## Written task
Please give the listing again, word for word, with nothing left out.
━━━━━ Provided information
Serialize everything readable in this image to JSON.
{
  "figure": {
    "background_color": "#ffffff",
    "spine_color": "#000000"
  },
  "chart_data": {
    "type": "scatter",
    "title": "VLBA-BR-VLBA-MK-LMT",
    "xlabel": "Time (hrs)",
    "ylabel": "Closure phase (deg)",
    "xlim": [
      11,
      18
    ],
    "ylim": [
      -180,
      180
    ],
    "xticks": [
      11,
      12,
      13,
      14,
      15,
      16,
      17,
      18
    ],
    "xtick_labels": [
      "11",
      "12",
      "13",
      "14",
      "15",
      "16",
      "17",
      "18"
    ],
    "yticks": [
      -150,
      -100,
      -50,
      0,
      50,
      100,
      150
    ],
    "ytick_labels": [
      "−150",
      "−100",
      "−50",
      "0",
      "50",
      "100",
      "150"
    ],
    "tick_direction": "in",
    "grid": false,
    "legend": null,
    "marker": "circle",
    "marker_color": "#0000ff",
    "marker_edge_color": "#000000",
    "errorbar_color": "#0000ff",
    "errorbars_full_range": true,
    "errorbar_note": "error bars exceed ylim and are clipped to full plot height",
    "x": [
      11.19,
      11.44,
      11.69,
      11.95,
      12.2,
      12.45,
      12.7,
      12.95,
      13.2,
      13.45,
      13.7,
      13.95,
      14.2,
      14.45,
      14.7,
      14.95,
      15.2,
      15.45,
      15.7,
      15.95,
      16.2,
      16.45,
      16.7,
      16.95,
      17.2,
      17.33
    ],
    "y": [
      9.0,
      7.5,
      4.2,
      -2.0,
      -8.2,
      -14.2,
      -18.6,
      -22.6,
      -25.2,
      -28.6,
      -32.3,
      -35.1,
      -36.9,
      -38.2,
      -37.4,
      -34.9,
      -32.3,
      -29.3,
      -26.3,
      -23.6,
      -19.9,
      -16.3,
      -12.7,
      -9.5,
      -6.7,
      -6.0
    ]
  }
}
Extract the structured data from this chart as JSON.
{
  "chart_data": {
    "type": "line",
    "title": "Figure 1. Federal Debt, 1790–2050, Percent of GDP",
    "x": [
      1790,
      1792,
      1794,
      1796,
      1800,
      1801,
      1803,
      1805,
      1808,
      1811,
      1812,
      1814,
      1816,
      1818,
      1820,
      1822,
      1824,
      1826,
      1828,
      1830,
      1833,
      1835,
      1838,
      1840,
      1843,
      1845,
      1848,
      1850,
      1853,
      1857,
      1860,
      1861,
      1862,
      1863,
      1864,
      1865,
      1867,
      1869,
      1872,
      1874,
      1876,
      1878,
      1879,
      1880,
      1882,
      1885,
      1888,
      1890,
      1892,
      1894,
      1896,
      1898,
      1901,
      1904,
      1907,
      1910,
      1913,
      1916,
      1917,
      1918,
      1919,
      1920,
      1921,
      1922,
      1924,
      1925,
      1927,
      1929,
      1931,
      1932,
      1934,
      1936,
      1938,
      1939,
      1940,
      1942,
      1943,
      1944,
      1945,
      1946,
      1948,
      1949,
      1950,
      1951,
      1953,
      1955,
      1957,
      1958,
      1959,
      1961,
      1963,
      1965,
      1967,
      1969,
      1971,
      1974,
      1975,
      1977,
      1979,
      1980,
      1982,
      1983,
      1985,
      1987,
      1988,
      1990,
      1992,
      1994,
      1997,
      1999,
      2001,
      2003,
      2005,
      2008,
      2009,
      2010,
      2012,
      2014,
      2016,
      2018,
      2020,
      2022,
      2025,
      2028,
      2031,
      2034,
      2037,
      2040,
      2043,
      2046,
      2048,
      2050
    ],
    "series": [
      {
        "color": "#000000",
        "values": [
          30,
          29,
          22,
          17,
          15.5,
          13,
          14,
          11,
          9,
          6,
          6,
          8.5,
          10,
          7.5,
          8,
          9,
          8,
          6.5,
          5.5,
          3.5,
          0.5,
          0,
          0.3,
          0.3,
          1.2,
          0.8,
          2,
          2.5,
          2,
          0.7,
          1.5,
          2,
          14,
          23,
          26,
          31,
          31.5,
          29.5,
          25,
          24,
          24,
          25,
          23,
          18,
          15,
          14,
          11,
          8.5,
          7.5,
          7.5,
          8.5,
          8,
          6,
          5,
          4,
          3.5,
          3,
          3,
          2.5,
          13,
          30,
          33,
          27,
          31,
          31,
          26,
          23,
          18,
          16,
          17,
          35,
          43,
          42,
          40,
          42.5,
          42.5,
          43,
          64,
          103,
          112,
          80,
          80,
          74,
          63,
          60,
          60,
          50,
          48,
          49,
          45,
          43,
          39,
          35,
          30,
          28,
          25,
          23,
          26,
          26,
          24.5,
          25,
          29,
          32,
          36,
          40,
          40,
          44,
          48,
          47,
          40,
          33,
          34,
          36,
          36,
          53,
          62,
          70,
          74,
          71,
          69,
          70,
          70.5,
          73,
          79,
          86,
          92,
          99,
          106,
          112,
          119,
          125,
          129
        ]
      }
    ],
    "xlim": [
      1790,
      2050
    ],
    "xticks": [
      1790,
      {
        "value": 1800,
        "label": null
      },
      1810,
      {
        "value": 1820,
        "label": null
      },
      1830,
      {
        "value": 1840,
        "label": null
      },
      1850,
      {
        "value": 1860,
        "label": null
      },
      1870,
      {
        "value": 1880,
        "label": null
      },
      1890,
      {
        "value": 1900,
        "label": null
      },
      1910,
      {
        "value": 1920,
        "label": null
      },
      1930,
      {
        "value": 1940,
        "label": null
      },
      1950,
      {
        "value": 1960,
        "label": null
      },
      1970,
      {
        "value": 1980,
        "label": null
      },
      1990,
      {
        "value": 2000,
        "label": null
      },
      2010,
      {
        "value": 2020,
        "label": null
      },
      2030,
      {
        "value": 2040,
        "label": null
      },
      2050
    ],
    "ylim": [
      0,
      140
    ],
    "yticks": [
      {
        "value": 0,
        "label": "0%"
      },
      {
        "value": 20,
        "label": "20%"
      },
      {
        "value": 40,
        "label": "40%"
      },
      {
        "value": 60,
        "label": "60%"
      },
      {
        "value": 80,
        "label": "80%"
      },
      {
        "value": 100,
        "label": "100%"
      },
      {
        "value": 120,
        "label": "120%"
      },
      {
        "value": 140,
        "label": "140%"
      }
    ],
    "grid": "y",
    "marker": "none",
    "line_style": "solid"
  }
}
━━━━━━━━━━
## Answer to the problem
Serialize everything readable in this image to JSON.
{
  "figure": {
    "background_color": "#ffffff",
    "spine_color": "#000000"
  },
  "chart_data": {
    "type": "scatter",
    "title": "VLBA-BR-VLBA-MK-LMT",
    "xlabel": "Time (hrs)",
    "ylabel": "Closure phase (deg)",
    "xlim": [
      11,
      18
    ],
    "ylim": [
      -180,
      180
    ],
    "xticks": [
      11,
      12,
      13,
      14,
      15,
      16,
      17,
      18
    ],
    "xtick_labels": [
      "11",
      "12",
      "13",
      "14",
      "15",
      "16",
      "17",
      "18"
    ],
    "yticks": [
      -150,
      -100,
      -50,
      0,
      50,
      100,
      150
    ],
    "ytick_labels": [
      "−150",
      "−100",
      "−50",
      "0",
      "50",
      "100",
      "150"
    ],
    "tick_direction": "in",
    "grid": false,
    "legend": null,
    "marker": "circle",
    "marker_color": "#0000ff",
    "marker_edge_color": "#000000",
    "errorbar_color": "#0000ff",
    "errorbars_full_range": true,
    "errorbar_note": "error bars exceed ylim and are clipped to full plot height",
    "x": [
      11.19,
      11.44,
      11.69,
      11.95,
      12.2,
      12.45,
      12.7,
      12.95,
      13.2,
      13.45,
      13.7,
      13.95,
      14.2,
      14.45,
      14.7,
      14.95,
      15.2,
      15.45,
      15.7,
      15.95,
      16.2,
      16.45,
      16.7,
      16.95,
      17.2,
      17.33
    ],
    "y": [
      9.0,
      7.5,
      4.2,
      -2.0,
      -8.2,
      -14.2,
      -18.6,
      -22.6,
      -25.2,
      -28.6,
      -32.3,
      -35.1,
      -36.9,
      -38.2,
      -37.4,
      -34.9,
      -32.3,
      -29.3,
      -26.3,
      -23.6,
      -19.9,
      -16.3,
      -12.7,
      -9.5,
      -6.7,
      -6.0
    ]
  }
}
Extract the structured data from this chart as JSON.
{
  "chart_data": {
    "type": "line",
    "title": "Figure 1. Federal Debt, 1790–2050, Percent of GDP",
    "x": [
      1790,
      1792,
      1794,
      1796,
      1800,
      1801,
      1803,
      1805,
      1808,
      1811,
      1812,
      1814,
      1816,
      1818,
      1820,
      1822,
      1824,
      1826,
      1828,
      1830,
      1833,
      1835,
      1838,
      1840,
      1843,
      1845,
      1848,
      1850,
      1853,
      1857,
      1860,
      1861,
      1862,
      1863,
      1864,
      1865,
      1867,
      1869,
      1872,
      1874,
      1876,
      1878,
      1879,
      1880,
      1882,
      1885,
      1888,
      1890,
      1892,
      1894,
      1896,
      1898,
      1901,
      1904,
      1907,
      1910,
      1913,
      1916,
      1917,
      1918,
      1919,
      1920,
      1921,
      1922,
      1924,
      1925,
      1927,
      1929,
      1931,
      1932,
      1934,
      1936,
      1938,
      1939,
      1940,
      1942,
      1943,
      1944,
      1945,
      1946,
      1948,
      1949,
      1950,
      1951,
      1953,
      1955,
      1957,
      1958,
      1959,
      1961,
      1963,
      1965,
      1967,
      1969,
      1971,
      1974,
      1975,
      1977,
      1979,
      1980,
      1982,
      1983,
      1985,
      1987,
      1988,
      1990,
      1992,
      1994,
      1997,
      1999,
      2001,
      2003,
      2005,
      2008,
      2009,
      2010,
      2012,
      2014,
      2016,
      2018,
      2020,
      2022,
      2025,
      2028,
      2031,
      2034,
      2037,
      2040,
      2043,
      2046,
      2048,
      2050
    ],
    "series": [
      {
        "color": "#000000",
        "values": [
          30,
          29,
          22,
          17,
          15.5,
          13,
          14,
          11,
          9,
          6,
          6,
          8.5,
          10,
          7.5,
          8,
          9,
          8,
          6.5,
          5.5,
          3.5,
          0.5,
          0,
          0.3,
          0.3,
          1.2,
          0.8,
          2,
          2.5,
          2,
          0.7,
          1.5,
          2,
          14,
          23,
          26,
          31,
          31.5,
          29.5,
          25,
          24,
          24,
          25,
          23,
          18,
          15,
          14,
          11,
          8.5,
          7.5,
          7.5,
          8.5,
          8,
          6,
          5,
          4,
          3.5,
          3,
          3,
          2.5,
          13,
          30,
          33,
          27,
          31,
          31,
          26,
          23,
          18,
          16,
          17,
          35,
          43,
          42,
          40,
          42.5,
          42.5,
          43,
          64,
          103,
          112,
          80,
          80,
          74,
          63,
          60,
          60,
          50,
          48,
          49,
          45,
          43,
          39,
          35,
          30,
          28,
          25,
          23,
          26,
          26,
          24.5,
          25,
          29,
          32,
          36,
          40,
          40,
          44,
          48,
          47,
          40,
          33,
          34,
          36,
          36,
          53,
          62,
          70,
          74,
          71,
          69,
          70,
          70.5,
          73,
          79,
          86,
          92,
          99,
          106,
          112,
          119,
          125,
          129
        ]
      }
    ],
    "xlim": [
      1790,
      2050
    ],
    "xticks": [
      1790,
      {
        "value": 1800,
        "label": null
      },
      1810,
      {
        "value": 1820,
        "label": null
      },
      1830,
      {
        "value": 1840,
        "label": null
      },
      1850,
      {
        "value": 1860,
        "label": null
      },
      1870,
      {
        "value": 1880,
        "label": null
      },
      1890,
      {
        "value": 1900,
        "label": null
      },
      1910,
      {
        "value": 1920,
        "label": null
      },
      1930,
      {
        "value": 1940,
        "label": null
      },
      1950,
      {
        "value": 1960,
        "label": null
      },
      1970,
      {
        "value": 1980,
        "label": null
      },
      1990,
      {
        "value": 2000,
        "label": null
      },
      2010,
      {
        "value": 2020,
        "label": null
      },
      2030,
      {
        "value": 2040,
        "label": null
      },
      2050
    ],
    "ylim": [
      0,
      140
    ],
    "yticks": [
      {
        "value": 0,
        "label": "0%"
      },
      {
        "value": 20,
        "label": "20%"
      },
      {
        "value": 40,
        "label": "40%"
      },
      {
        "value": 60,
        "label": "60%"
      },
      {
        "value": 80,
        "label": "80%"
      },
      {
        "value": 100,
        "label": "100%"
      },
      {
        "value": 120,
        "label": "120%"
      },
      {
        "value": 140,
        "label": "140%"
      }
    ],
    "grid": "y",
    "marker": "none",
    "line_style": "solid"
  }
}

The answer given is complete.